▶ **Goal**: Please pull out every line that includes the string "RELATED".

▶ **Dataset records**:
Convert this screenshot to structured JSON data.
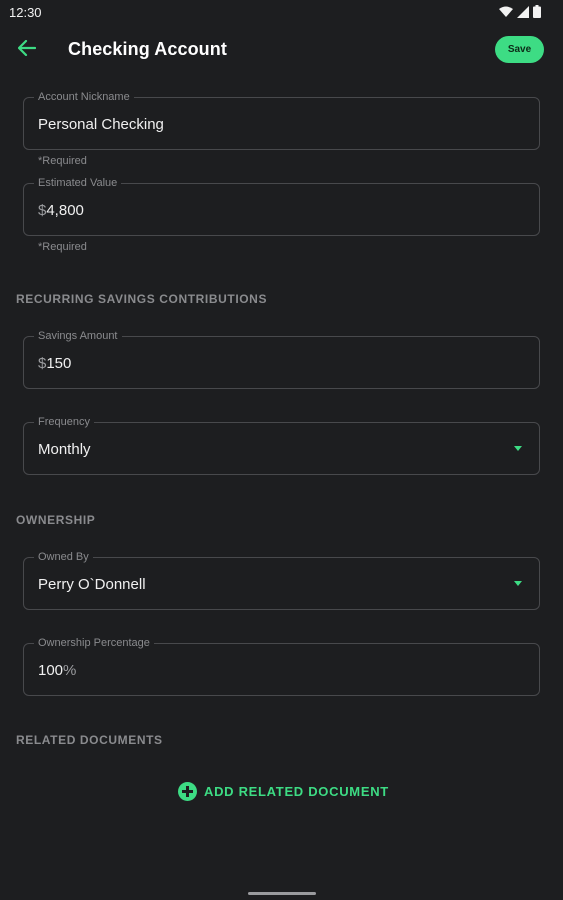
{
  "status_bar": {
    "time": "12:30",
    "icons": [
      "wifi-icon",
      "signal-icon",
      "battery-icon"
    ]
  },
  "app_bar": {
    "title": "Checking Account",
    "save_label": "Save",
    "back_icon": "arrow-back-icon"
  },
  "fields": {
    "nickname": {
      "label": "Account Nickname",
      "value": "Personal Checking",
      "helper": "*Required"
    },
    "estimated_value": {
      "label": "Estimated Value",
      "prefix": "$",
      "value": "4,800",
      "helper": "*Required"
    },
    "savings_amount": {
      "label": "Savings Amount",
      "prefix": "$",
      "value": "150"
    },
    "frequency": {
      "label": "Frequency",
      "value": "Monthly"
    },
    "owned_by": {
      "label": "Owned By",
      "value": "Perry O`Donnell"
    },
    "ownership_percentage": {
      "label": "Ownership Percentage",
      "value": "100",
      "suffix": "%"
    }
  },
  "sections": {
    "recurring": "RECURRING SAVINGS CONTRIBUTIONS",
    "ownership": "OWNERSHIP",
    "related_documents": "RELATED DOCUMENTS"
  },
  "add_document": {
    "label": "ADD RELATED DOCUMENT",
    "icon": "add-circle-icon"
  },
  "colors": {
    "background": "#1d1e20",
    "accent": "#3ddc84",
    "border": "#48494c",
    "muted_text": "#8a8b8e"
  }
}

▶ **Task answer**:
    "related_documents": "RELATED DOCUMENTS"
    "label": "ADD RELATED DOCUMENT",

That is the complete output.